Dataset excerpt:
● ● ● ● ● ● ●

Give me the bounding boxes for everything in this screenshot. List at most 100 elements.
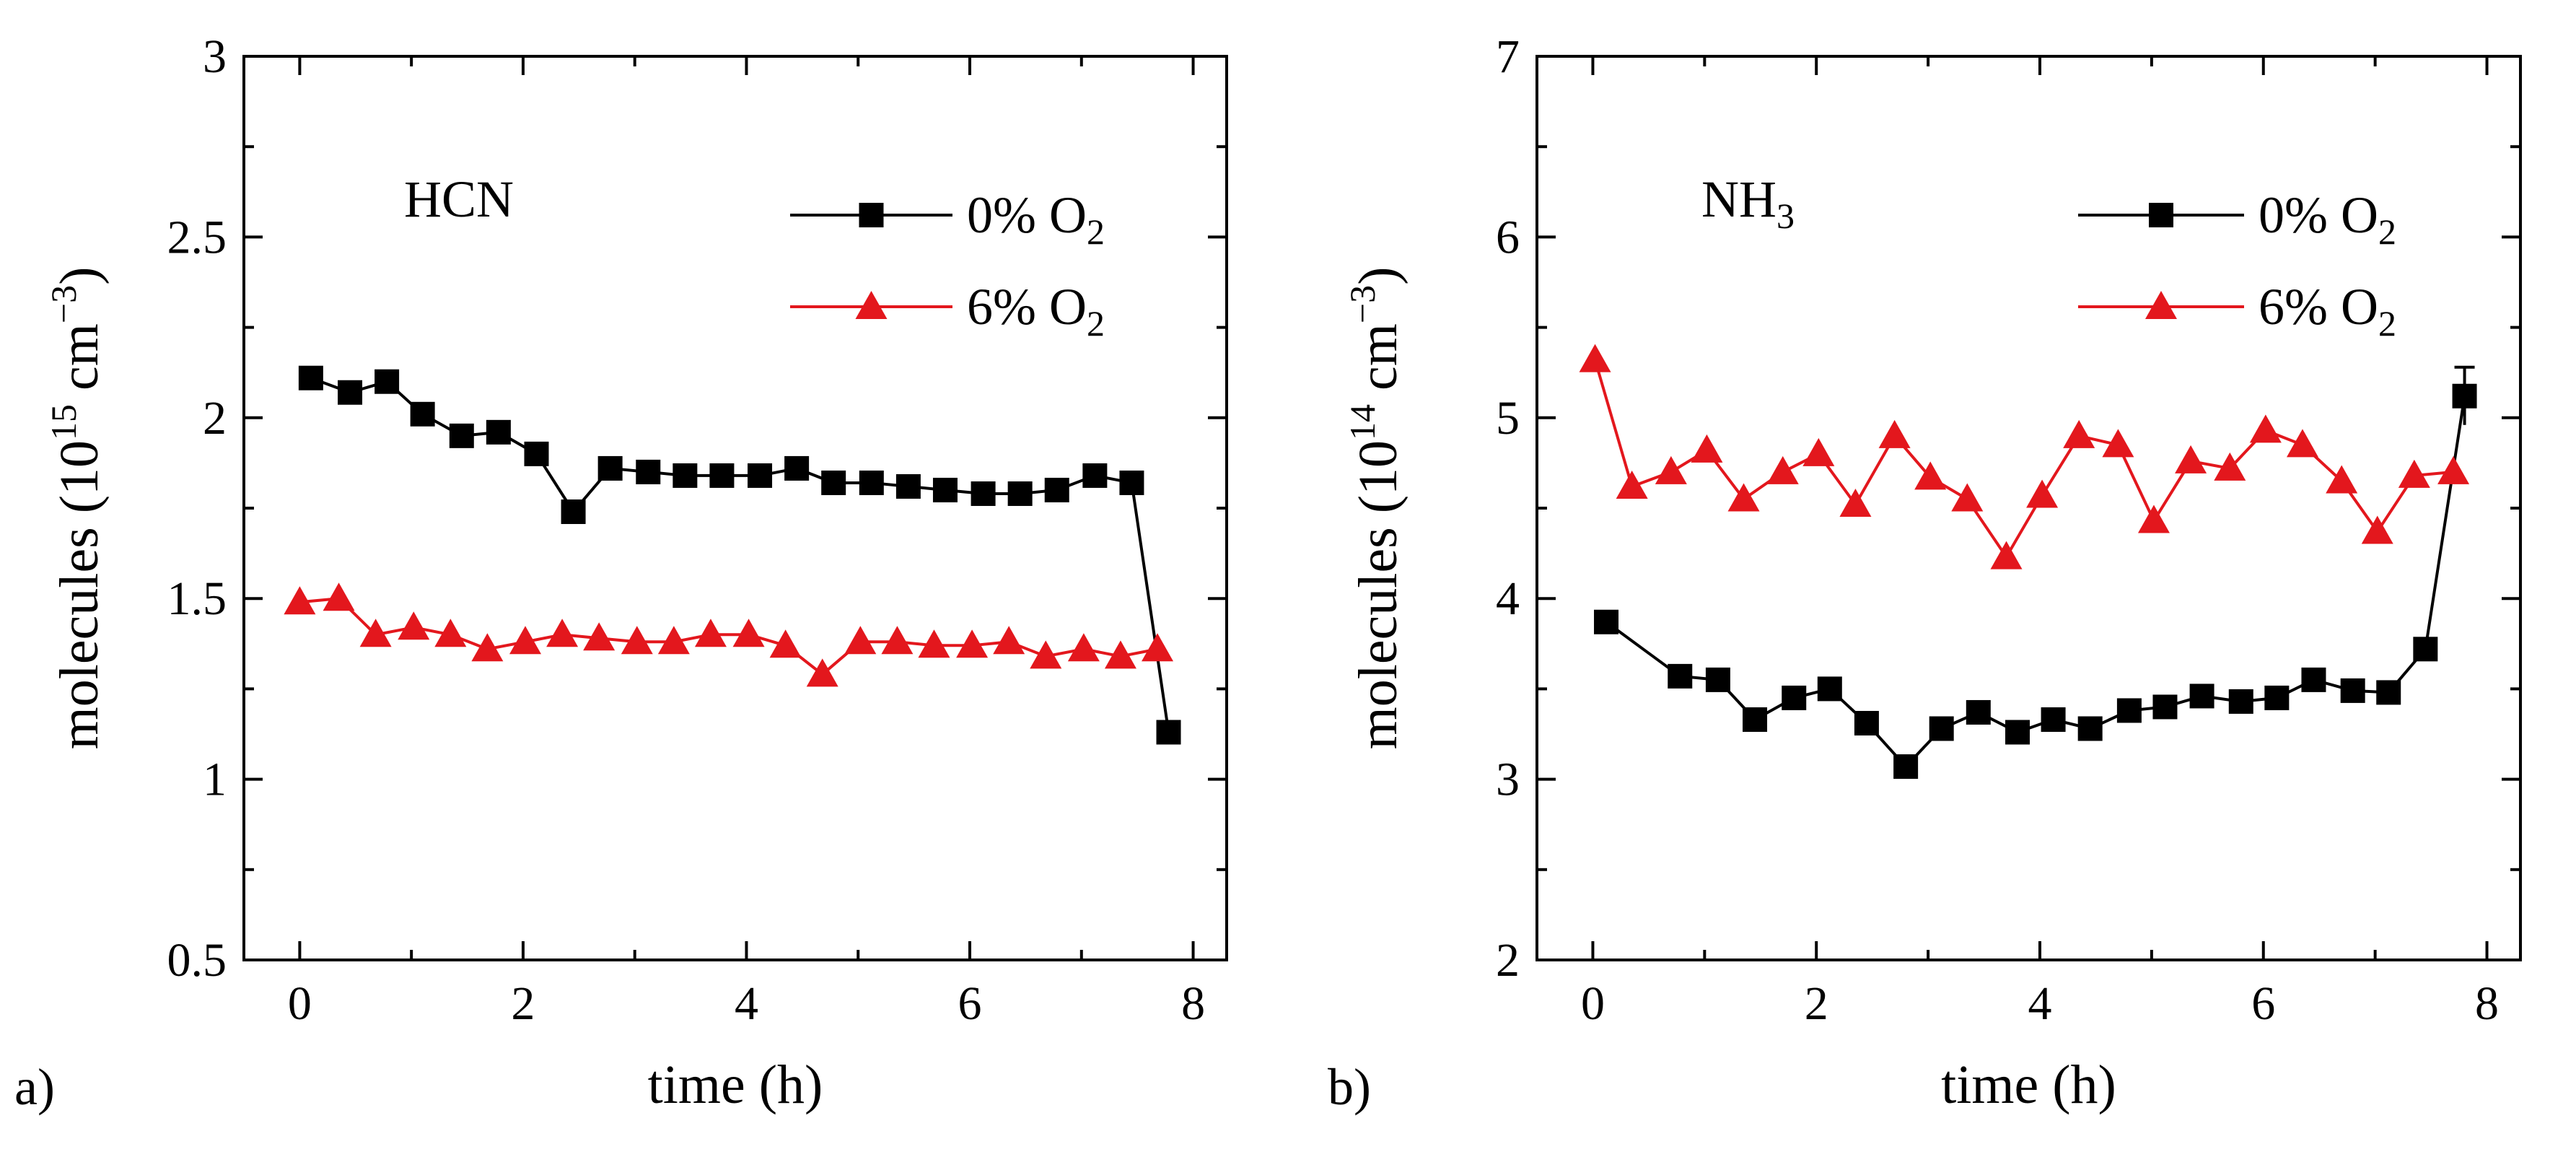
data-point — [971, 481, 996, 506]
data-point — [784, 455, 810, 481]
x-tick-label: 8 — [2475, 977, 2499, 1030]
data-point — [449, 423, 474, 448]
panel-letter: a) — [14, 1058, 55, 1116]
data-point — [2376, 680, 2401, 705]
x-tick-label: 2 — [511, 977, 535, 1030]
x-tick-label: 2 — [1805, 977, 1828, 1030]
data-point — [694, 619, 727, 647]
data-point — [2326, 465, 2358, 494]
y-tick-label: 6 — [1496, 211, 1520, 263]
chart-panel-b: 0 2 4 6 8 2 3 4 5 6 7 time (h) molecules (1014 cm−3)… — [1328, 30, 2522, 1116]
x-tick-label: 6 — [2251, 977, 2275, 1030]
data-point — [732, 619, 765, 647]
y-tick-label: 4 — [1496, 572, 1520, 625]
x-tick-label: 6 — [958, 977, 982, 1030]
data-point — [1691, 434, 1723, 463]
legend-label: 6% O2 — [967, 278, 1105, 344]
data-point — [2063, 419, 2095, 448]
data-point — [1044, 477, 1069, 502]
y-tick-label: 0.5 — [167, 934, 227, 987]
legend-entry: 0% O2 — [790, 186, 1105, 252]
legend-label: 0% O2 — [967, 186, 1105, 252]
data-point — [338, 380, 363, 405]
y-tick-label: 1.5 — [167, 572, 227, 625]
data-point — [2189, 684, 2214, 709]
legend-marker — [2145, 291, 2177, 319]
x-tick-label: 0 — [1581, 977, 1605, 1030]
data-point — [1854, 710, 1879, 735]
data-point — [524, 441, 549, 466]
data-point — [1839, 488, 1872, 517]
data-point — [2116, 698, 2142, 723]
data-point — [1782, 685, 1807, 710]
data-point — [1104, 640, 1136, 669]
data-point — [2398, 459, 2430, 488]
data-point — [806, 658, 838, 687]
data-point — [2301, 667, 2326, 692]
data-point — [509, 626, 542, 655]
series-zero-o2 — [1594, 383, 2477, 780]
y-tick-label: 1 — [203, 754, 227, 806]
data-point — [1914, 461, 1947, 490]
legend-marker — [2149, 203, 2173, 227]
series-line — [310, 376, 1170, 733]
data-point — [2041, 707, 2066, 732]
data-point — [1156, 720, 1181, 745]
data-point — [2228, 689, 2253, 714]
data-point — [1929, 716, 1954, 741]
y-axis-label: molecules (1014 cm−3) — [1342, 267, 1409, 750]
x-tick-label: 4 — [2028, 977, 2051, 1030]
data-point — [1067, 633, 1100, 662]
series-zero-o2 — [298, 365, 1181, 745]
series-six-o2 — [1579, 344, 2470, 569]
data-point — [673, 463, 698, 488]
panel-title: NH3 — [1701, 170, 1795, 236]
data-point — [471, 633, 504, 662]
data-point — [1893, 754, 1919, 780]
data-point — [918, 629, 950, 658]
data-point — [323, 582, 355, 611]
data-point — [2264, 685, 2290, 710]
data-point — [932, 477, 958, 502]
data-point — [769, 629, 802, 658]
data-point — [2361, 515, 2393, 544]
data-point — [398, 611, 430, 640]
data-point — [298, 365, 323, 390]
data-point — [1082, 463, 1108, 488]
data-point — [956, 629, 989, 658]
data-point — [1030, 640, 1062, 669]
legend-label: 0% O2 — [2259, 186, 2396, 252]
data-point — [583, 622, 615, 651]
data-point — [2437, 455, 2470, 484]
panel-title: HCN — [404, 170, 514, 228]
data-point — [2137, 505, 2170, 533]
data-point — [1705, 667, 1730, 692]
data-point — [434, 619, 467, 647]
data-point — [657, 626, 690, 655]
data-point — [359, 619, 392, 647]
data-point — [2286, 429, 2318, 458]
data-point — [2175, 445, 2207, 473]
legend-entry: 6% O2 — [2078, 278, 2396, 344]
series-six-o2 — [284, 582, 1174, 687]
data-point — [621, 626, 653, 655]
data-point — [1007, 481, 1033, 506]
y-tick-label: 2 — [203, 392, 227, 445]
legend-label: 6% O2 — [2259, 278, 2396, 344]
data-point — [2102, 429, 2134, 458]
data-point — [844, 626, 877, 655]
legend-entry: 0% O2 — [2078, 186, 2396, 252]
data-point — [2026, 479, 2059, 508]
legend-entry: 6% O2 — [790, 278, 1105, 344]
legend-marker — [859, 203, 884, 227]
data-point — [1119, 470, 1144, 495]
y-tick-label: 3 — [203, 30, 227, 83]
x-tick-label: 4 — [735, 977, 758, 1030]
data-point — [1727, 483, 1760, 512]
data-point — [1878, 419, 1911, 448]
chart-panel-a: 0 2 4 6 8 0.5 1 1.5 2 2.5 3 time (h) molecules (1015… — [14, 30, 1228, 1116]
y-tick-label: 2 — [1496, 934, 1520, 987]
data-point — [1616, 470, 1648, 499]
x-tick-label: 8 — [1181, 977, 1205, 1030]
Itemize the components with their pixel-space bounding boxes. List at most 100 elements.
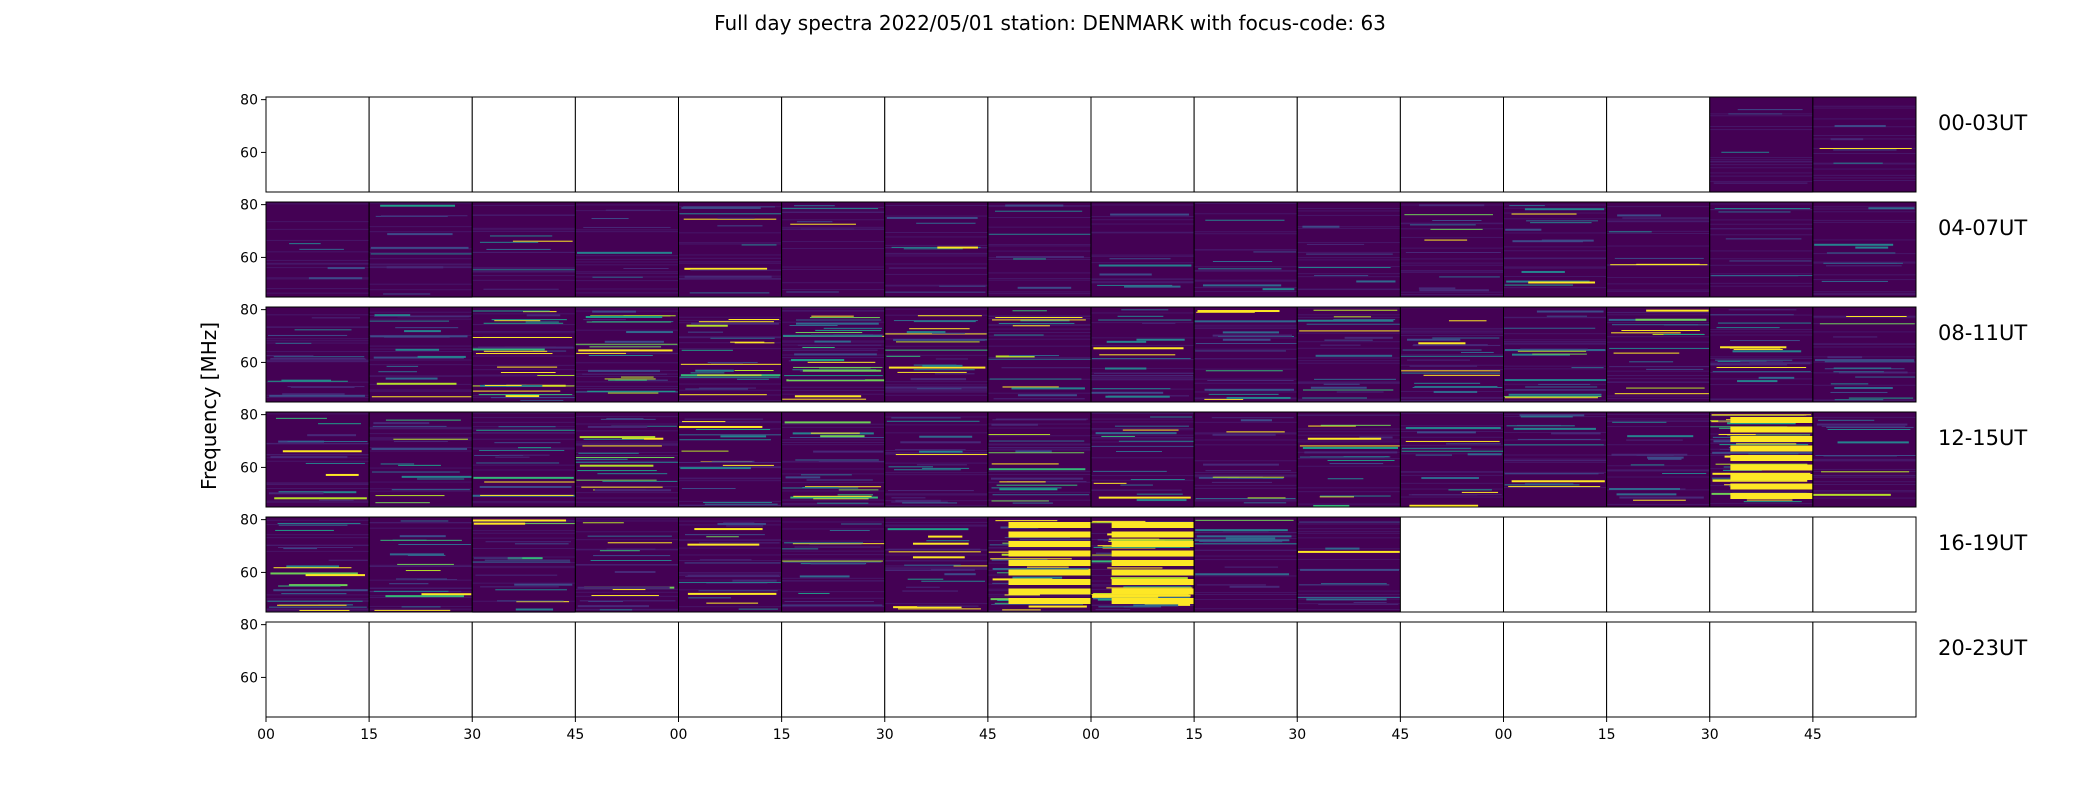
- spectrum-panel: [1296, 621, 1401, 718]
- spectrum-panel: [781, 516, 886, 613]
- y-tick-label: 60: [240, 565, 258, 581]
- spectrum-panel: [574, 621, 679, 718]
- spectrum-panel: [987, 621, 1092, 718]
- spectrum-panel: [1090, 306, 1195, 403]
- spectrum-panel: [1503, 621, 1608, 718]
- spectrum-panel: [1812, 621, 1917, 718]
- spectrum-panel: [1399, 411, 1504, 508]
- spectrum-panel: [884, 201, 989, 298]
- spectrum-panel: [1812, 96, 1917, 193]
- spectrum-panel: [781, 306, 886, 403]
- spectrum-panel: [1193, 621, 1298, 718]
- spectrum-panel: [471, 201, 576, 298]
- spectrum-panel: [471, 411, 576, 508]
- spectrum-panel: [781, 201, 886, 298]
- spectra-row: 80 60 20-23UT: [240, 618, 2027, 718]
- spectrum-panel: [1193, 96, 1298, 193]
- spectra-rows: 80 60 00-03UT 80 60 04-07UT 80 60 08-11UT 80 60 12-…: [240, 93, 2027, 718]
- y-tick-label: 60: [240, 670, 258, 686]
- spectrum-panel: [1503, 306, 1608, 403]
- spectrum-panel: [368, 201, 473, 298]
- spectrum-panel: [265, 201, 370, 298]
- chart-title: Full day spectra 2022/05/01 station: DEN…: [714, 11, 1386, 35]
- y-tick-label: 60: [240, 250, 258, 266]
- spectrum-panel: [678, 516, 783, 613]
- spectrum-panel: [265, 306, 370, 403]
- x-tick-label: 45: [566, 727, 584, 743]
- spectrum-panel: [574, 96, 679, 193]
- spectrum-panel: [574, 306, 679, 403]
- x-tick-label: 30: [463, 727, 481, 743]
- spectrum-panel: [678, 201, 783, 298]
- x-tick-label: 00: [1082, 727, 1100, 743]
- y-tick-label: 80: [240, 198, 258, 214]
- spectrum-panel: [1090, 621, 1195, 718]
- spectrum-panel: [1503, 201, 1608, 298]
- y-axis-label: Frequency [MHz]: [197, 322, 221, 490]
- spectrum-panel: [471, 96, 576, 193]
- spectrum-panel: [574, 201, 679, 298]
- y-tick-label: 80: [240, 513, 258, 529]
- spectrum-panel: [1709, 516, 1814, 613]
- spectrum-panel: [1399, 516, 1504, 613]
- x-tick-label: 30: [876, 727, 894, 743]
- x-tick-label: 15: [773, 727, 791, 743]
- spectrum-panel: [1193, 306, 1298, 403]
- spectrum-panel: [781, 411, 886, 508]
- x-axis: 00 15 30 45 00 15 30 45 00 15 30 45 00 15 30 45: [257, 717, 1822, 743]
- spectrum-panel: [265, 411, 370, 508]
- spectrum-panel: [471, 516, 576, 613]
- row-label: 04-07UT: [1938, 216, 2027, 240]
- spectrum-panel: [1193, 516, 1298, 613]
- spectrum-panel: [1399, 621, 1504, 718]
- spectrum-panel: [1503, 516, 1608, 613]
- spectrum-panel: [1709, 621, 1814, 718]
- row-label: 00-03UT: [1938, 111, 2027, 135]
- spectrum-panel: [1296, 306, 1401, 403]
- spectrum-panel: [1090, 201, 1195, 298]
- spectrum-panel: [1606, 411, 1711, 508]
- y-tick-label: 60: [240, 355, 258, 371]
- spectrum-panel: [1090, 411, 1195, 508]
- spectrum-panel: [987, 516, 1092, 613]
- spectrum-panel: [1606, 306, 1711, 403]
- x-tick-label: 00: [1495, 727, 1513, 743]
- row-label: 08-11UT: [1938, 321, 2027, 345]
- y-tick-label: 80: [240, 618, 258, 634]
- spectrum-panel: [884, 411, 989, 508]
- spectrum-panel: [1399, 306, 1504, 403]
- y-tick-label: 80: [240, 408, 258, 424]
- y-tick-label: 60: [240, 460, 258, 476]
- spectrum-panel: [368, 96, 473, 193]
- spectrum-panel: [574, 411, 679, 508]
- spectra-row: 80 60 12-15UT: [240, 408, 2027, 508]
- spectrum-panel: [1812, 306, 1917, 403]
- spectrum-panel: [265, 621, 370, 718]
- spectrum-panel: [574, 516, 679, 613]
- spectrum-panel: [1709, 411, 1814, 508]
- spectrum-panel: [1709, 306, 1814, 403]
- spectrum-panel: [265, 96, 370, 193]
- spectrum-panel: [987, 96, 1092, 193]
- spectrum-panel: [1090, 516, 1195, 613]
- spectrum-panel: [471, 306, 576, 403]
- spectrum-panel: [781, 96, 886, 193]
- x-tick-label: 30: [1701, 727, 1719, 743]
- spectrum-panel: [678, 306, 783, 403]
- spectrum-panel: [265, 516, 370, 613]
- spectrum-panel: [1812, 411, 1917, 508]
- y-tick-label: 60: [240, 145, 258, 161]
- spectrum-panel: [1606, 621, 1711, 718]
- y-tick-label: 80: [240, 303, 258, 319]
- spectrum-panel: [781, 621, 886, 718]
- spectrum-panel: [1503, 96, 1608, 193]
- x-tick-label: 15: [1598, 727, 1616, 743]
- spectrum-panel: [884, 96, 989, 193]
- spectrum-panel: [884, 621, 989, 718]
- x-tick-label: 15: [1185, 727, 1203, 743]
- spectrum-panel: [1709, 96, 1814, 193]
- y-tick-label: 80: [240, 93, 258, 109]
- spectrum-panel: [471, 621, 576, 718]
- spectrum-panel: [1090, 96, 1195, 193]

● ● ● ● ● ● ●

**TASK TO CARRY OUT:** Put the lines from the one containing "data-point — [971, 481, 996, 506]" through the one containing "legend-marker — [2149, 203, 2173, 227]" into a numbered list, leaving out any blank lines.

**ANSWER TO THIS PROBLEM:**
1. data-point — [971, 481, 996, 506]
2. data-point — [784, 455, 810, 481]
3. x-tick-label: 8 — [2475, 977, 2499, 1030]
4. data-point — [449, 423, 474, 448]
5. panel-letter: a) — [14, 1058, 55, 1116]
6. data-point — [2376, 680, 2401, 705]
7. x-tick-label: 2 — [511, 977, 535, 1030]
8. x-tick-label: 2 — [1805, 977, 1828, 1030]
9. data-point — [694, 619, 727, 647]
10. data-point — [2326, 465, 2358, 494]
11. y-tick-label: 6 — [1496, 211, 1520, 263]
12. chart-panel-b: 0 2 4 6 8 2 3 4 5 6 7 time (h) molecules (1014 cm−3)… — [1328, 30, 2522, 1116]
13. x-tick-label: 6 — [2251, 977, 2275, 1030]
14. data-point — [732, 619, 765, 647]
15. y-tick-label: 4 — [1496, 572, 1520, 625]
16. x-tick-label: 6 — [958, 977, 982, 1030]
17. data-point — [1691, 434, 1723, 463]
18. legend-label: 6% O2 — [967, 278, 1105, 344]
19. data-point — [2063, 419, 2095, 448]
20. data-point — [1044, 477, 1069, 502]
21. y-tick-label: 0.5 — [167, 934, 227, 987]
22. legend-entry: 0% O2 — [790, 186, 1105, 252]
23. legend-label: 0% O2 — [967, 186, 1105, 252]
24. data-point — [338, 380, 363, 405]
25. y-tick-label: 1.5 — [167, 572, 227, 625]
26. data-point — [2189, 684, 2214, 709]
27. legend-marker — [2145, 291, 2177, 319]
28. x-tick-label: 0 — [1581, 977, 1605, 1030]
29. data-point — [1854, 710, 1879, 735]
30. data-point — [524, 441, 549, 466]
31. data-point — [1839, 488, 1872, 517]
32. data-point — [2116, 698, 2142, 723]
33. data-point — [1782, 685, 1807, 710]
34. data-point — [1104, 640, 1136, 669]
35. data-point — [2398, 459, 2430, 488]
36. data-point — [806, 658, 838, 687]
37. data-point — [2301, 667, 2326, 692]
38. data-point — [509, 626, 542, 655]
39. series-zero-o2 — [1594, 383, 2477, 780]
40. y-tick-label: 1 — [203, 754, 227, 806]
41. data-point — [1914, 461, 1947, 490]
42. legend-marker — [2149, 203, 2173, 227]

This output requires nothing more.